» DATA EXCERPTS

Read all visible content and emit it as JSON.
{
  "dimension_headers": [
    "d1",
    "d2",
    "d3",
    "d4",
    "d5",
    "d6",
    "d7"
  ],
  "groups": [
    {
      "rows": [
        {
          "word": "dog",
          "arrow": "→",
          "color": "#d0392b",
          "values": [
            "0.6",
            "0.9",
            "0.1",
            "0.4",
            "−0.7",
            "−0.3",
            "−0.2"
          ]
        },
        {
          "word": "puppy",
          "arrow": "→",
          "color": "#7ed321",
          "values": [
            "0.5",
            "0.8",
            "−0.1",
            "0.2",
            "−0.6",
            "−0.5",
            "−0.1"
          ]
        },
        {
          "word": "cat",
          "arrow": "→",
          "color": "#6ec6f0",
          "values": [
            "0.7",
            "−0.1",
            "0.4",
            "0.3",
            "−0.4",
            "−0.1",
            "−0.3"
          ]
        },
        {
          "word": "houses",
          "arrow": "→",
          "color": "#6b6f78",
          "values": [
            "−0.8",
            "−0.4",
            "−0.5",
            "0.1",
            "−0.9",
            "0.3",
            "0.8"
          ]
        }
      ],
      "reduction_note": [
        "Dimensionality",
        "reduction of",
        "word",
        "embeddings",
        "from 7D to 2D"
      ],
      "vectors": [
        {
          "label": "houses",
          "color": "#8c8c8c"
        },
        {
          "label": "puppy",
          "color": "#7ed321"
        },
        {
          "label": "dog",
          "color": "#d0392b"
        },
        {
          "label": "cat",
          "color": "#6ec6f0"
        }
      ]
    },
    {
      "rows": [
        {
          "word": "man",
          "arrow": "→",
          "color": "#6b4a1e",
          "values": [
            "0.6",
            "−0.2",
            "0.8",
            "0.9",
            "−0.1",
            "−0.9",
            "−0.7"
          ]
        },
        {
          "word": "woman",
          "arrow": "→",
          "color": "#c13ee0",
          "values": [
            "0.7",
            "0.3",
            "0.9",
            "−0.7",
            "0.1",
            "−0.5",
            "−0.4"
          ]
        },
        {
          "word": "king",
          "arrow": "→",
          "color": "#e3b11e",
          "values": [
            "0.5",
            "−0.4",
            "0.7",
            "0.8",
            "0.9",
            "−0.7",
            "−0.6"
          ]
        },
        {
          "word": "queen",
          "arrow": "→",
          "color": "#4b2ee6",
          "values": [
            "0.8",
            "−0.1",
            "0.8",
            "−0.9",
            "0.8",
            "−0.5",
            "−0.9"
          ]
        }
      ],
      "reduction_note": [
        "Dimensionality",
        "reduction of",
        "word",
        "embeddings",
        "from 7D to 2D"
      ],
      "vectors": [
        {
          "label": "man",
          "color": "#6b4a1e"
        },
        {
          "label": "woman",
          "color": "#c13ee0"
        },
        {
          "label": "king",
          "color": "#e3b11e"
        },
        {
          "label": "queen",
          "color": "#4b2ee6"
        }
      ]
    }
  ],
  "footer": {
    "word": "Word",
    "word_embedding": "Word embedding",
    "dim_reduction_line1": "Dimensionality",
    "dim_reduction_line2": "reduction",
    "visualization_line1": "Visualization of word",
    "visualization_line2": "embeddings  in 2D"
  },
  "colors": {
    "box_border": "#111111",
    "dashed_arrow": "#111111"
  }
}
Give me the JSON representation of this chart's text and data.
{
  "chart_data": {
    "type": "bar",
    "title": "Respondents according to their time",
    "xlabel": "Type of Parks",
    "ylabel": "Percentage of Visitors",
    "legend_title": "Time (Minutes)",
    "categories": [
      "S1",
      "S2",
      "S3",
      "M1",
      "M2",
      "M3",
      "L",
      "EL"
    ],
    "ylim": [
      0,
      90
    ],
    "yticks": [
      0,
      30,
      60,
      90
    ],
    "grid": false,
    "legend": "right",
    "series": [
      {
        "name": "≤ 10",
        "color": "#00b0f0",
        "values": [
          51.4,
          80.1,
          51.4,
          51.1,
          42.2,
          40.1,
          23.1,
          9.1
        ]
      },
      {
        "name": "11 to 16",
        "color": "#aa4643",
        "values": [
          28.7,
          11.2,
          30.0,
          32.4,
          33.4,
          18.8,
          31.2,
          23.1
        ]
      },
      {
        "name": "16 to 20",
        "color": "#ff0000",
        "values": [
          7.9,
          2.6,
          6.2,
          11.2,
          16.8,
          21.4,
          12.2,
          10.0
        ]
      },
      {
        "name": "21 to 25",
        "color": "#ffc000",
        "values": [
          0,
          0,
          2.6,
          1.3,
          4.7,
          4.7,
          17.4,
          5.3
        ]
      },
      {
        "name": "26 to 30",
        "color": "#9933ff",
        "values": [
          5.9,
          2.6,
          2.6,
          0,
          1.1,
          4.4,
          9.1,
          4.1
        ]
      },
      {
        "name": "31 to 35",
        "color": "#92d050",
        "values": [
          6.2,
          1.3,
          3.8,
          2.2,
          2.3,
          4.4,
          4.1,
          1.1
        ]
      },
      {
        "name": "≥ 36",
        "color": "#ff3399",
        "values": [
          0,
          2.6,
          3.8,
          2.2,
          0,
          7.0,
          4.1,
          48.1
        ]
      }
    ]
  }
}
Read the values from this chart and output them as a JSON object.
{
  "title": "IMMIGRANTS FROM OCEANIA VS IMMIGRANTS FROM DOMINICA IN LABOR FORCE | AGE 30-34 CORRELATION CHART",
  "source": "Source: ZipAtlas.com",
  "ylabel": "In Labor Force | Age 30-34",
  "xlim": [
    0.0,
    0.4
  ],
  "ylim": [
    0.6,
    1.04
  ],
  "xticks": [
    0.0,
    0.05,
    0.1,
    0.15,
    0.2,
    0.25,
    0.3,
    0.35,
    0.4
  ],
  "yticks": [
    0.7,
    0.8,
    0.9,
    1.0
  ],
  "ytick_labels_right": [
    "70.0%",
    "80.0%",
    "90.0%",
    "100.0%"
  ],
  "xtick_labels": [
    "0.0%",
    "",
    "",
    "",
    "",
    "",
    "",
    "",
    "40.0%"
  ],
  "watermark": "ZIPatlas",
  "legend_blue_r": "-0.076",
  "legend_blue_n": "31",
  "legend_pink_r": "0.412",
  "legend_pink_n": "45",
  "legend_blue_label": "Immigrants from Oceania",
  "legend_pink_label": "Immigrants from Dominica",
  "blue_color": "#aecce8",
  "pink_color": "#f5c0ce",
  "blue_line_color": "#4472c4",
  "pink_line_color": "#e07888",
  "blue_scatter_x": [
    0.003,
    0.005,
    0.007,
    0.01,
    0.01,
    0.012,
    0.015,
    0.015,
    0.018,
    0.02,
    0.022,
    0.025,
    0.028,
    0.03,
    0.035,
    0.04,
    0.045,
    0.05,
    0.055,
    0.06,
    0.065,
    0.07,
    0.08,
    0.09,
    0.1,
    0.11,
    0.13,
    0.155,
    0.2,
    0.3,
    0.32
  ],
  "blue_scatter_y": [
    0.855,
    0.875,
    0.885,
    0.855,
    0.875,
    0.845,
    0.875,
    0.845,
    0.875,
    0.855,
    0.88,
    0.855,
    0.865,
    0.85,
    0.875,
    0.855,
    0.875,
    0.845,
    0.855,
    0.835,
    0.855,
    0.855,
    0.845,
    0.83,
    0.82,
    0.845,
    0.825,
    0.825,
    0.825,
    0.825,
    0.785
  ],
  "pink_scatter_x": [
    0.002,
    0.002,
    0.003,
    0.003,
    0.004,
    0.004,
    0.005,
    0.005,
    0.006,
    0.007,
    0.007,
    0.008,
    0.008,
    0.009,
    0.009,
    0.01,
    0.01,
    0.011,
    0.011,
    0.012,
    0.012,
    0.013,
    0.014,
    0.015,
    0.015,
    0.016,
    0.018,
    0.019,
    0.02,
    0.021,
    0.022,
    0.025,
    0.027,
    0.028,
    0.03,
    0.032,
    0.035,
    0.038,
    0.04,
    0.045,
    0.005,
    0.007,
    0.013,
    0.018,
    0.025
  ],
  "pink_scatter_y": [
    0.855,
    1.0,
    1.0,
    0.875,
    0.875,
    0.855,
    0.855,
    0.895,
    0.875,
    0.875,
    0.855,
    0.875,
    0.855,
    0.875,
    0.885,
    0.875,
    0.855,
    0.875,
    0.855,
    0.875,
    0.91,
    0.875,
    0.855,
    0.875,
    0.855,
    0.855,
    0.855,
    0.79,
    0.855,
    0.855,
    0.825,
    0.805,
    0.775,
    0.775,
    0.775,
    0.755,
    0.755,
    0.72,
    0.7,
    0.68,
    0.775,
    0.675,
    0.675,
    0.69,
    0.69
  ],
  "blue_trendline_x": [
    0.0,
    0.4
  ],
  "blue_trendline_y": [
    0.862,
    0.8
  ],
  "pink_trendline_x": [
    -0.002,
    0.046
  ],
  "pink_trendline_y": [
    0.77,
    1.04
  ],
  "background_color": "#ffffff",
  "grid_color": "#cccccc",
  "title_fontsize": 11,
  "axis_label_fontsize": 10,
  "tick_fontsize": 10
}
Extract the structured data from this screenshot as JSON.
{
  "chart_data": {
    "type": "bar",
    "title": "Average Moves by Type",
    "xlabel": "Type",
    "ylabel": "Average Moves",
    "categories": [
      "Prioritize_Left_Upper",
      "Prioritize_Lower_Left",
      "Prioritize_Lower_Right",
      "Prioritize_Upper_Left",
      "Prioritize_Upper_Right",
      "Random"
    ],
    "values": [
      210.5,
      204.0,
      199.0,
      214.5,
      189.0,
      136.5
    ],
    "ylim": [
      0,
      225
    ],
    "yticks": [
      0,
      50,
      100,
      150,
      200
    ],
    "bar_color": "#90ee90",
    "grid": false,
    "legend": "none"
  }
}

» TASK PROMPT
What is the number of lines containing "JSON"? Give that number only.

» OUTPUT FOR THIS TASK
4